[Dataset rows about figures]
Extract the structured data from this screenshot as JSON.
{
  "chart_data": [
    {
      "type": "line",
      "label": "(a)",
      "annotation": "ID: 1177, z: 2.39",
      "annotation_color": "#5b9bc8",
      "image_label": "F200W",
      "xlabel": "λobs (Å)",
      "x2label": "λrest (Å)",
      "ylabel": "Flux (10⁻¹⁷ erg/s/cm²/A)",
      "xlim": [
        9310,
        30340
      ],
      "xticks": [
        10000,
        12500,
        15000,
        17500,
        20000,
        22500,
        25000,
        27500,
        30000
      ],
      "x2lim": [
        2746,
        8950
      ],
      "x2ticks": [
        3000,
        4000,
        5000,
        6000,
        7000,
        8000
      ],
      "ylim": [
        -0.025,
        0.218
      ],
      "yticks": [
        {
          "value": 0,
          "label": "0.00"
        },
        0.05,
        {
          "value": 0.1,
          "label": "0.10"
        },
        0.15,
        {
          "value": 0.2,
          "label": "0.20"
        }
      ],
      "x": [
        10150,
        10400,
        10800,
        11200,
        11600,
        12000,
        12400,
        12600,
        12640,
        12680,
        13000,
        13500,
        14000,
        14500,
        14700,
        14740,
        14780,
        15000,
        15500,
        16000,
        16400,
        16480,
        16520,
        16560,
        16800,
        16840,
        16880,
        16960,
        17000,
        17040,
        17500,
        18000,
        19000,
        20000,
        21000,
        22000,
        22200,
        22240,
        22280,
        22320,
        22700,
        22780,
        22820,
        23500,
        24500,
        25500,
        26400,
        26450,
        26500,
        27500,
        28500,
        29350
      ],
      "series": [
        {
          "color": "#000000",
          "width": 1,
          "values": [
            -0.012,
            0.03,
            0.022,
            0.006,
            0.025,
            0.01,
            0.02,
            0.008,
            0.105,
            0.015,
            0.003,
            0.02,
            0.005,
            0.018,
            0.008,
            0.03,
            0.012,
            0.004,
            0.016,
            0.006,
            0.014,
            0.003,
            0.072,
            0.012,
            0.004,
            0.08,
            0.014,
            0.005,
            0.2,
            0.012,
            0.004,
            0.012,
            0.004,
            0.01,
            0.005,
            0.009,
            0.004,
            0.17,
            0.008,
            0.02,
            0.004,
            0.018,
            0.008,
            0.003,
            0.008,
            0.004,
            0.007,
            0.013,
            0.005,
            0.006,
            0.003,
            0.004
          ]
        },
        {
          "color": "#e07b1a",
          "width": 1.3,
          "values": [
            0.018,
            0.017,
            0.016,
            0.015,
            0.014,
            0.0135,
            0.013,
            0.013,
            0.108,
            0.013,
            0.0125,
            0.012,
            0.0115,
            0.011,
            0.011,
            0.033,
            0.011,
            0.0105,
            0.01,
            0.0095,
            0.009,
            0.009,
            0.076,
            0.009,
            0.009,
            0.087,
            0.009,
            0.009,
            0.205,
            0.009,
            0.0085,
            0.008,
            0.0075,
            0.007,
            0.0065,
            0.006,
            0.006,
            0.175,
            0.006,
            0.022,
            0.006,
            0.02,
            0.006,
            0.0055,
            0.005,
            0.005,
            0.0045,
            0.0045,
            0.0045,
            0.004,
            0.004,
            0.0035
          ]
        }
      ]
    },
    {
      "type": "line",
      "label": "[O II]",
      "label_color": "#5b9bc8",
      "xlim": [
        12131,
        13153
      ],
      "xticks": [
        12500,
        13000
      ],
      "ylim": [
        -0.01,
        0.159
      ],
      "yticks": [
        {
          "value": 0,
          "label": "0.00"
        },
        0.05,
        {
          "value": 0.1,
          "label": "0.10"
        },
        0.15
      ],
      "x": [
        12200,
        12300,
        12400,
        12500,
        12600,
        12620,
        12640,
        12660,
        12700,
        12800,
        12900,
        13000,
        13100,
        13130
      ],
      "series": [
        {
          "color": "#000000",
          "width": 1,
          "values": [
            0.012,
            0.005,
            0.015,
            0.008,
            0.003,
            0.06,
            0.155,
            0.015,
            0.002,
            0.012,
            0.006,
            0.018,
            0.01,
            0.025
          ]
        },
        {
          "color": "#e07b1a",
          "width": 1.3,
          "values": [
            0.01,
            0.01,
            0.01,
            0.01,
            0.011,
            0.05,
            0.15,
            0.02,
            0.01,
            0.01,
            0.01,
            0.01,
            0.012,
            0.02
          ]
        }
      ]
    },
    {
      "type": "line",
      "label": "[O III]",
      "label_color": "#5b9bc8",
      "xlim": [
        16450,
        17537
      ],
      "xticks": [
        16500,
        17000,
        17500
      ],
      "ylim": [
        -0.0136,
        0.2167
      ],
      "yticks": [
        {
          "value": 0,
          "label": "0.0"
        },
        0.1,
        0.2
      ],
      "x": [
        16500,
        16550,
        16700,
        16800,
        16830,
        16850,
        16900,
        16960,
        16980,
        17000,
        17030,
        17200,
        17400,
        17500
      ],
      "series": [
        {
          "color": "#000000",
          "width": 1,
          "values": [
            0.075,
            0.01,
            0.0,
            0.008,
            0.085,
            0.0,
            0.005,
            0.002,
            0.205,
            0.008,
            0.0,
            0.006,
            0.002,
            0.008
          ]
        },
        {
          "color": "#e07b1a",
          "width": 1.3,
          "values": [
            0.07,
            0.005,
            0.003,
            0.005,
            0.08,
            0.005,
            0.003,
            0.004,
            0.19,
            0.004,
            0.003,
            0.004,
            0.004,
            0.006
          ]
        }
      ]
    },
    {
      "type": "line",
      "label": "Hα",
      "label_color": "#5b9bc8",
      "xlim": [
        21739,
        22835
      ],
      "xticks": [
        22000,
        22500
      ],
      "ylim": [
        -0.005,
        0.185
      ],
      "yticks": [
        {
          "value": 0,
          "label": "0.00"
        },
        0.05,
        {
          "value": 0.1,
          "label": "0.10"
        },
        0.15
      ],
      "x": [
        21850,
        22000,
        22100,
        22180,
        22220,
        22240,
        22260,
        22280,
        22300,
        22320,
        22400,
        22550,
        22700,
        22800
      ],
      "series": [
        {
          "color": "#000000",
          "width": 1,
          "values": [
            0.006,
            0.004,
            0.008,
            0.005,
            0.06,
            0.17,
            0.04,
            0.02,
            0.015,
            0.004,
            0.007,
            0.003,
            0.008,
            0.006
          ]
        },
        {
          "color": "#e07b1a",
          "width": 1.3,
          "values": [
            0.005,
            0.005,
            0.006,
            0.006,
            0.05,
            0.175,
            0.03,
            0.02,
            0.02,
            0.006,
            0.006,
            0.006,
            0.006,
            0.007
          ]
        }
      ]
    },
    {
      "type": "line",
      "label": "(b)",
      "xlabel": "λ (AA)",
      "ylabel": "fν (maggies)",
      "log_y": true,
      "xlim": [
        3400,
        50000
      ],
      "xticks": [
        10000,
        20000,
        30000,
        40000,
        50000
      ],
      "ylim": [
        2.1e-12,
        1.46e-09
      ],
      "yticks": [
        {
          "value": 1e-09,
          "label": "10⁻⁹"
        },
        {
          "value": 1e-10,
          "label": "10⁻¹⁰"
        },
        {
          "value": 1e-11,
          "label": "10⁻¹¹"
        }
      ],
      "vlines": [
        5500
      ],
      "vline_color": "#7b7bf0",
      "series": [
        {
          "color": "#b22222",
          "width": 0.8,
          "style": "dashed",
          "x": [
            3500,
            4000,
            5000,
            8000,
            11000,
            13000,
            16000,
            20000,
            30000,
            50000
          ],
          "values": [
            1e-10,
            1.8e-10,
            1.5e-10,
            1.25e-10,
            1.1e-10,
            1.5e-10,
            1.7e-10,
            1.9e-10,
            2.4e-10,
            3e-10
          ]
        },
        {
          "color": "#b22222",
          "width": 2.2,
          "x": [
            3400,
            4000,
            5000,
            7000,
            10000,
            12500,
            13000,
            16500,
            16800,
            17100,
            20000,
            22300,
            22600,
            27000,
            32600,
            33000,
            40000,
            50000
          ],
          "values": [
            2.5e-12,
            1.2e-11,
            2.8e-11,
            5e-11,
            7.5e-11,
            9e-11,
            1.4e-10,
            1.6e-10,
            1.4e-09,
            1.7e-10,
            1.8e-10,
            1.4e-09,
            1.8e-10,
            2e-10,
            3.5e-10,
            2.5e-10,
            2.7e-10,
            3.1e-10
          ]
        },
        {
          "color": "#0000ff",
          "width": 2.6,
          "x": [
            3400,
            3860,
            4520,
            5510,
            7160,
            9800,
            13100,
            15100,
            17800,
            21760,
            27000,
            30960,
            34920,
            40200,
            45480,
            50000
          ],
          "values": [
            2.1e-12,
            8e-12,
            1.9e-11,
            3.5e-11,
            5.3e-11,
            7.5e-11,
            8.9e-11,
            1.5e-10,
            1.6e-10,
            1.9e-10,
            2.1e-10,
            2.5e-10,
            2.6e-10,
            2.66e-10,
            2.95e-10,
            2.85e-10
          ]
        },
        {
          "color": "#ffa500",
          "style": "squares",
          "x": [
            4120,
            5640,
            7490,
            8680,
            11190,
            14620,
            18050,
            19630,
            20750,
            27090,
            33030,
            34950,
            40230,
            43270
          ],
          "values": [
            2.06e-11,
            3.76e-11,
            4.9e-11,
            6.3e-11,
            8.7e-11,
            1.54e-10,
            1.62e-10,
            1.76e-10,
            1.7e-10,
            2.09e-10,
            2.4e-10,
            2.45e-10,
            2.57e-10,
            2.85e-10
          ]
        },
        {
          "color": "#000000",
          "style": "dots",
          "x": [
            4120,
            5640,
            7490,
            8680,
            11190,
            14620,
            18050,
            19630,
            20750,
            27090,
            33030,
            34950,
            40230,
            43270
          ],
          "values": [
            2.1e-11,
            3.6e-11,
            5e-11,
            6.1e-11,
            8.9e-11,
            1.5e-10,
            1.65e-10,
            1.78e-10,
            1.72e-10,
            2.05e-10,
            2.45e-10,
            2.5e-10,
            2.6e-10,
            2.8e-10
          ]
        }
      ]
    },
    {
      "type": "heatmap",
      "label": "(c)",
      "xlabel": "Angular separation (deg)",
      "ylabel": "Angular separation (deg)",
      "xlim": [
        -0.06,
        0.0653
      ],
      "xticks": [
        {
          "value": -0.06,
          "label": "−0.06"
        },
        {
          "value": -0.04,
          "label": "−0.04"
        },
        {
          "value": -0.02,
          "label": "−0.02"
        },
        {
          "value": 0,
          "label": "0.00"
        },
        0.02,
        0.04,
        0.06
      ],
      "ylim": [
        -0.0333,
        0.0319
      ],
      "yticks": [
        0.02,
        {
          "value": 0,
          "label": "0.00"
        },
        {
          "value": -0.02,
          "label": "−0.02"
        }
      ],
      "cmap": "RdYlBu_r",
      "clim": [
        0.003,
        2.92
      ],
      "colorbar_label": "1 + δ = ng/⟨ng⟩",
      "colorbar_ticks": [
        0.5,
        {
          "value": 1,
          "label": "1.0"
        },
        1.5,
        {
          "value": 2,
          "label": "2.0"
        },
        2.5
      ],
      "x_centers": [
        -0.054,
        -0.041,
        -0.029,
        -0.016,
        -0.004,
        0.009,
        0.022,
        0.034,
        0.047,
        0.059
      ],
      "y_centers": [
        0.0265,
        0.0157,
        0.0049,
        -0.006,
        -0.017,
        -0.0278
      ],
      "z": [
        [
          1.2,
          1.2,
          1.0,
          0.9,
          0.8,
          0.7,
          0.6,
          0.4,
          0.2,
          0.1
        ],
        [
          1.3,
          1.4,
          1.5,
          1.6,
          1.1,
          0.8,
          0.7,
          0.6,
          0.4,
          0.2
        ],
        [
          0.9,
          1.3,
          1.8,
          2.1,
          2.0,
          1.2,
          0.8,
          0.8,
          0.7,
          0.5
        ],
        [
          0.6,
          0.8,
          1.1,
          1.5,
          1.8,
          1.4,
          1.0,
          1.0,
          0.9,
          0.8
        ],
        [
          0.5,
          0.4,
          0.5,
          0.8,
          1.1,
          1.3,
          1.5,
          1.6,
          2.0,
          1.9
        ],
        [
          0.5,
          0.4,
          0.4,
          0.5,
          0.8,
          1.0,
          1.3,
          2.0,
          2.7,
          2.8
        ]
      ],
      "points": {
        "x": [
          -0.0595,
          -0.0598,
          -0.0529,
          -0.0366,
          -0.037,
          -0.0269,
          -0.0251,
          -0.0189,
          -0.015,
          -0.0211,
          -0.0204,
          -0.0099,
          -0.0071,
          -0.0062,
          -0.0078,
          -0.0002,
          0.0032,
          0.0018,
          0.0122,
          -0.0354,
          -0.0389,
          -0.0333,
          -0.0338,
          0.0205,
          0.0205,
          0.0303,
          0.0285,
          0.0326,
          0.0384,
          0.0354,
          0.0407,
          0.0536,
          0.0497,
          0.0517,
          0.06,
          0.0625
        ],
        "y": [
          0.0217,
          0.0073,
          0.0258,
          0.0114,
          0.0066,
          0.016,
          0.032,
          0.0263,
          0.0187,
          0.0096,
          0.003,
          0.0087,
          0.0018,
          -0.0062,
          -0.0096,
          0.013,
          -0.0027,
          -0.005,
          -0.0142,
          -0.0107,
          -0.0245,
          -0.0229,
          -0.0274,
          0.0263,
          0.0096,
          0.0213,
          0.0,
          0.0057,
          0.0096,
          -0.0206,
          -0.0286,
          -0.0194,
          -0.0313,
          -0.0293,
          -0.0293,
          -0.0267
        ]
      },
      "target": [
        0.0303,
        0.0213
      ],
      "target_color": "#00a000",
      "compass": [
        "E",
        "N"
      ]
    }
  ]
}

Task goal:
Report how many lines of the listing hold the word "separation", with nothing but the number.

Reply:
2